(What you have to do): Reproduce the material below, unchanged, from its first line through the line with "y-tick-label: 40 <box>899 1495 926 1519</box>", including both of those lines.
--------------------------------
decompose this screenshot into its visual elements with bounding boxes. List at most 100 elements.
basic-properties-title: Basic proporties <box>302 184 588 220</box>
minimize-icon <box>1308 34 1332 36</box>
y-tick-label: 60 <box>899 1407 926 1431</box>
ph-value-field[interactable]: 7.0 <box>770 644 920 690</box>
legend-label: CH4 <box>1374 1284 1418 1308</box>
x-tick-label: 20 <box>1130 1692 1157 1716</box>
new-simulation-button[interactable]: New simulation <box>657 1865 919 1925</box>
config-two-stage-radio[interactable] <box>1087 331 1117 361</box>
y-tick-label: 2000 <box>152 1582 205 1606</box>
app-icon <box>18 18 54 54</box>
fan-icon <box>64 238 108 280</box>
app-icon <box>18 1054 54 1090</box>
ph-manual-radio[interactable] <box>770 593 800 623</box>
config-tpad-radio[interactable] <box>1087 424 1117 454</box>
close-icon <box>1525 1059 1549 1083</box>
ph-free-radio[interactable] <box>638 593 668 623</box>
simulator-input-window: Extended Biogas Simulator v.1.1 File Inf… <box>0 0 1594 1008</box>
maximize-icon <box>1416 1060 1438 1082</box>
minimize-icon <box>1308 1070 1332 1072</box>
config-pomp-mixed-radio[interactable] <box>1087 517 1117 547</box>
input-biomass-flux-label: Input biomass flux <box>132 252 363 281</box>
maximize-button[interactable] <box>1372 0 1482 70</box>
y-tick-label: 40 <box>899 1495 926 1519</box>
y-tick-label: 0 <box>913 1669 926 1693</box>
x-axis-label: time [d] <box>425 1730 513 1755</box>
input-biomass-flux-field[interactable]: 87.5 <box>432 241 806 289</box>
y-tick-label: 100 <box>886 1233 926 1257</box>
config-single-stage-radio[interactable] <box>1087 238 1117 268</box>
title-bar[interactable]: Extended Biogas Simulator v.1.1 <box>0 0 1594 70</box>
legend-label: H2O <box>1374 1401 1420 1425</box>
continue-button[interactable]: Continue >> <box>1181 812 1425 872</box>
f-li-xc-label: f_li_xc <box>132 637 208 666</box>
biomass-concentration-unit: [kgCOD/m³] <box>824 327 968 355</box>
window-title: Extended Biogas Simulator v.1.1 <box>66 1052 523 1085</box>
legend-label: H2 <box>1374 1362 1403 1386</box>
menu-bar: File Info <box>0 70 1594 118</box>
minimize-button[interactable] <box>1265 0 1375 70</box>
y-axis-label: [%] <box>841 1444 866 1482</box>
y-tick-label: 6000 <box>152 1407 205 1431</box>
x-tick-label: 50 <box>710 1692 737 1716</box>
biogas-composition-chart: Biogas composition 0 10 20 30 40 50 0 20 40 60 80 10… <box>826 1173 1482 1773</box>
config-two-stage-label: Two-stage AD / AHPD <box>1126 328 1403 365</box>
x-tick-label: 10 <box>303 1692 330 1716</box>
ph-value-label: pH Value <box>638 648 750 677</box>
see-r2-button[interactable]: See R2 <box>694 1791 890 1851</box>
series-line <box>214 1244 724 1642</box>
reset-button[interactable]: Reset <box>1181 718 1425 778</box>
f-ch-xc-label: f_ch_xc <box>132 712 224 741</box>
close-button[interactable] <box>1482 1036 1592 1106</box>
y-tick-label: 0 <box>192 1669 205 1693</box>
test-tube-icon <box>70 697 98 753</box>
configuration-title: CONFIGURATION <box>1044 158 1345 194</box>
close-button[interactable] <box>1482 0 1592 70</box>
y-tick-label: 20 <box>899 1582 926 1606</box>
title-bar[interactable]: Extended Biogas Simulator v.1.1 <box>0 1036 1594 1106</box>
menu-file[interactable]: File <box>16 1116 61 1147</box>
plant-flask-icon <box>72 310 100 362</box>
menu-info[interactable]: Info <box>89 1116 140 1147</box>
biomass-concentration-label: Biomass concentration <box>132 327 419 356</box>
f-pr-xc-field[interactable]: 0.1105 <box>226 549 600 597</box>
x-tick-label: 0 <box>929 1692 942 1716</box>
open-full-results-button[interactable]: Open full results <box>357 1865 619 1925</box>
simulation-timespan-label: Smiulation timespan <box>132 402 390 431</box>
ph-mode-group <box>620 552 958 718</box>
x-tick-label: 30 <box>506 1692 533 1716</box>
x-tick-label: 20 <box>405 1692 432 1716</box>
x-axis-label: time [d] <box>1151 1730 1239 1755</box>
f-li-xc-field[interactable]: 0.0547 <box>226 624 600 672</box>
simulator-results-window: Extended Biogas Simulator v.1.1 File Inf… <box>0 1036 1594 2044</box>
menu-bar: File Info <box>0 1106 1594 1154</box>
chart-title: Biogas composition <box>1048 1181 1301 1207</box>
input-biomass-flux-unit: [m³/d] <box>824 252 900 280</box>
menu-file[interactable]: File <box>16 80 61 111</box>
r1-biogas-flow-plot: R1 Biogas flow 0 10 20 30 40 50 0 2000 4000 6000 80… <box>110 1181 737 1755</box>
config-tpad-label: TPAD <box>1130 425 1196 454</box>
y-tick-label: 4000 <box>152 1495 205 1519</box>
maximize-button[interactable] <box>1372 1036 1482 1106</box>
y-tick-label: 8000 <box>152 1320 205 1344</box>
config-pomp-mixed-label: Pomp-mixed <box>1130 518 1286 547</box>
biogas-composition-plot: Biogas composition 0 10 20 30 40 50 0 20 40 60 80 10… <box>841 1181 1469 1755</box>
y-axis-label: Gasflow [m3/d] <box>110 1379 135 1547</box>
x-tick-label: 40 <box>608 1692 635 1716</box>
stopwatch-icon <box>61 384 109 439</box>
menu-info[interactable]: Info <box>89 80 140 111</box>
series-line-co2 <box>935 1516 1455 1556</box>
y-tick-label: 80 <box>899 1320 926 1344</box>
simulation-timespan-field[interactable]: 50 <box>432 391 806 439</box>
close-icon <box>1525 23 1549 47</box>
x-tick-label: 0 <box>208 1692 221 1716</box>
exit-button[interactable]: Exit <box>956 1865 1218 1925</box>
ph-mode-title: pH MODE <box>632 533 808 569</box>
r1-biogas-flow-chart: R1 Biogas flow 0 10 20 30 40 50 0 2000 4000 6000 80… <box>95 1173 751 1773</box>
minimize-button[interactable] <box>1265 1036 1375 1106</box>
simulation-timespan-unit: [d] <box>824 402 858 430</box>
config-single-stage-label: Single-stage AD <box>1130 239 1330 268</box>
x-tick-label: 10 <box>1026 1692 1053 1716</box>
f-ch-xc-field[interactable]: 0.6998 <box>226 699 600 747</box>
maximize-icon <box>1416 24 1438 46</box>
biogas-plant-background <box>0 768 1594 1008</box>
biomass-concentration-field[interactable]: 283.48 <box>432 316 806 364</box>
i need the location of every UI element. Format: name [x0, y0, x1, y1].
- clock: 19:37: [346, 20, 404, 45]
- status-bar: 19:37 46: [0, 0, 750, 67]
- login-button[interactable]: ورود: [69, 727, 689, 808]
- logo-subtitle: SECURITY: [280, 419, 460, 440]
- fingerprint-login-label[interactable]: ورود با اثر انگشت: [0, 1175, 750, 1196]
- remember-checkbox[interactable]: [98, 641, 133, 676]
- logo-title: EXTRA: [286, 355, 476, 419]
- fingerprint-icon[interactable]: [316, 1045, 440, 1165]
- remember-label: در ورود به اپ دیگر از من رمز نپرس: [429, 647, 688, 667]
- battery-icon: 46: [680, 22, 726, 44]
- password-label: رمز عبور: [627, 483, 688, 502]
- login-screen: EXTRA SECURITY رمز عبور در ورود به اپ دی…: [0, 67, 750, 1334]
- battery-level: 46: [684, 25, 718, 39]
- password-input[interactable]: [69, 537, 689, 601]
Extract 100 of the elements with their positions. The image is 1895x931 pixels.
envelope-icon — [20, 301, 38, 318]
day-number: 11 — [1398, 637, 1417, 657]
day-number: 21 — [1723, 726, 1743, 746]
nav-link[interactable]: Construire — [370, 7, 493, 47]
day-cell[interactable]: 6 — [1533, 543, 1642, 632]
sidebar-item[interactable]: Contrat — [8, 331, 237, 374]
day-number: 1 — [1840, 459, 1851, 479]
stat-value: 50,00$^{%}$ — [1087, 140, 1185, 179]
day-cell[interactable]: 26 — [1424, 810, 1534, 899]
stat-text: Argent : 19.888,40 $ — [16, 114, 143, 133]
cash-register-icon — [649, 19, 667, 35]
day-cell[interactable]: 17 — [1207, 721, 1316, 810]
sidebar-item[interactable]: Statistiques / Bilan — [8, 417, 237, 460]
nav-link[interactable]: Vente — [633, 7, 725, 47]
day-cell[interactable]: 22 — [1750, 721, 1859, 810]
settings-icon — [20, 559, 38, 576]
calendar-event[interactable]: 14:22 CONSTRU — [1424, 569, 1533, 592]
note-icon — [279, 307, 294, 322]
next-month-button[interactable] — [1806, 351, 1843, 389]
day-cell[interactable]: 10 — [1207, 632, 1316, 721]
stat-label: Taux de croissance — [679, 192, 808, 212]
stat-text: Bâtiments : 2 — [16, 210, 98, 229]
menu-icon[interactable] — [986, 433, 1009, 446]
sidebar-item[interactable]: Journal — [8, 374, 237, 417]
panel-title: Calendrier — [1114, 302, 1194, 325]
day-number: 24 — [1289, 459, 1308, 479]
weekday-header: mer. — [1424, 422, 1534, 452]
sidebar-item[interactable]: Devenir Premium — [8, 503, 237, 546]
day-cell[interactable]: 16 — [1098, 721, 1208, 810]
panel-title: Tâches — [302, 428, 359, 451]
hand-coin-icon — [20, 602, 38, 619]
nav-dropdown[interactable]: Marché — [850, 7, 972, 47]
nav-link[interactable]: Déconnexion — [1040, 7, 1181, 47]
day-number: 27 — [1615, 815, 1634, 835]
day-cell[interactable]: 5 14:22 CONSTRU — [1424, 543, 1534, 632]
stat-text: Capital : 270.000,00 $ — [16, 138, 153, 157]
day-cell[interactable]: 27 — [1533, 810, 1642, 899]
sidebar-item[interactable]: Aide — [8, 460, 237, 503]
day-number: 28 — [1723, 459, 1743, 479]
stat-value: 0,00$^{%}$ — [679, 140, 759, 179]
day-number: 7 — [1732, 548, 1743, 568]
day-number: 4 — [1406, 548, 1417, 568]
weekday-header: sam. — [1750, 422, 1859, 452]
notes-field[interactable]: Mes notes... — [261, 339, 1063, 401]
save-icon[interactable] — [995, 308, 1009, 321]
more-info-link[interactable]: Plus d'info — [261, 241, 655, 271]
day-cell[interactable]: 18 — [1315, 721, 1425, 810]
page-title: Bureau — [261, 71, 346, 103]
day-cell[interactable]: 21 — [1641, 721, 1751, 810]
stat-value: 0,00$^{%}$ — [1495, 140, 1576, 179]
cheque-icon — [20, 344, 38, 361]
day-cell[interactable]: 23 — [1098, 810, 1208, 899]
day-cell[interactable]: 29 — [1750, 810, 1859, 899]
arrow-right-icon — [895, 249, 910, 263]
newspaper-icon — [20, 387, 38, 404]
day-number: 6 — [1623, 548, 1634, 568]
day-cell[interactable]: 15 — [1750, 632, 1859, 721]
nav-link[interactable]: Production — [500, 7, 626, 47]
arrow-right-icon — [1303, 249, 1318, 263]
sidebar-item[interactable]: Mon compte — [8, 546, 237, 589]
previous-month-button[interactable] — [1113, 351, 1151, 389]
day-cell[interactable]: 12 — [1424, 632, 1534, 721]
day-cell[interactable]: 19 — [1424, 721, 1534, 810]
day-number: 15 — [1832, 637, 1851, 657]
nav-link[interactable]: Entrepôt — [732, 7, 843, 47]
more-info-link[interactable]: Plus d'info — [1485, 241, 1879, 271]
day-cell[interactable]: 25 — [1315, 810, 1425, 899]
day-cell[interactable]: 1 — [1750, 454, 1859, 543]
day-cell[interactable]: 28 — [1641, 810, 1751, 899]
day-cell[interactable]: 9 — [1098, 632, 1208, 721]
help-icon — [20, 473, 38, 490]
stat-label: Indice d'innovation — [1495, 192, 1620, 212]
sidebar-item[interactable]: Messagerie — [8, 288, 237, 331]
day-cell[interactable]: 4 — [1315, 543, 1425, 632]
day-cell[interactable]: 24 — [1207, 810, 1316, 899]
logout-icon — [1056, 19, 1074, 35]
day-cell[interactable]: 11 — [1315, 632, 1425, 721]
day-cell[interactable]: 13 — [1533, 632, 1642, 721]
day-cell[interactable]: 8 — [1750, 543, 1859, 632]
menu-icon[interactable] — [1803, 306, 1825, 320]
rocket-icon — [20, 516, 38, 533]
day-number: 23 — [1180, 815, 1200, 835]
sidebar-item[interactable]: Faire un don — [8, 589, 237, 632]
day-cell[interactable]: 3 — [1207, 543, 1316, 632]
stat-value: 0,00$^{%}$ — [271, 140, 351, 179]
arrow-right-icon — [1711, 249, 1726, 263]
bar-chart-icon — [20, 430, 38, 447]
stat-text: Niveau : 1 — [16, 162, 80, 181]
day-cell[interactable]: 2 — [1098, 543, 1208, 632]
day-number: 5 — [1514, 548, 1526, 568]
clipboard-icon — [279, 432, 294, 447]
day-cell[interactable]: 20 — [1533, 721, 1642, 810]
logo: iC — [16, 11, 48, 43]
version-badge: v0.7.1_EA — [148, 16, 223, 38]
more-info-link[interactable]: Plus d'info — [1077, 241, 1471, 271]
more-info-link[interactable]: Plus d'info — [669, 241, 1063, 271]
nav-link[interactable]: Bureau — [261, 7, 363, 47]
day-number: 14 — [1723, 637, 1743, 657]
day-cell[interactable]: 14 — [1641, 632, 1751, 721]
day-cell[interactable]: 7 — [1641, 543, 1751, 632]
--------------------------------
(Complete answer):
decompose this screenshot into its visual elements with bounding boxes. List at most 100 elements.
basic-properties-title: Basic proporties <box>302 184 588 220</box>
minimize-icon <box>1308 34 1332 36</box>
y-tick-label: 60 <box>899 1407 926 1431</box>
ph-value-field[interactable]: 7.0 <box>770 644 920 690</box>
legend-label: CH4 <box>1374 1284 1418 1308</box>
x-tick-label: 20 <box>1130 1692 1157 1716</box>
new-simulation-button[interactable]: New simulation <box>657 1865 919 1925</box>
config-two-stage-radio[interactable] <box>1087 331 1117 361</box>
y-tick-label: 2000 <box>152 1582 205 1606</box>
app-icon <box>18 18 54 54</box>
fan-icon <box>64 238 108 280</box>
app-icon <box>18 1054 54 1090</box>
ph-manual-radio[interactable] <box>770 593 800 623</box>
config-tpad-radio[interactable] <box>1087 424 1117 454</box>
close-icon <box>1525 1059 1549 1083</box>
ph-free-radio[interactable] <box>638 593 668 623</box>
simulator-input-window: Extended Biogas Simulator v.1.1 File Inf… <box>0 0 1594 1008</box>
maximize-icon <box>1416 1060 1438 1082</box>
minimize-icon <box>1308 1070 1332 1072</box>
config-pomp-mixed-radio[interactable] <box>1087 517 1117 547</box>
input-biomass-flux-label: Input biomass flux <box>132 252 363 281</box>
maximize-button[interactable] <box>1372 0 1482 70</box>
y-tick-label: 40 <box>899 1495 926 1519</box>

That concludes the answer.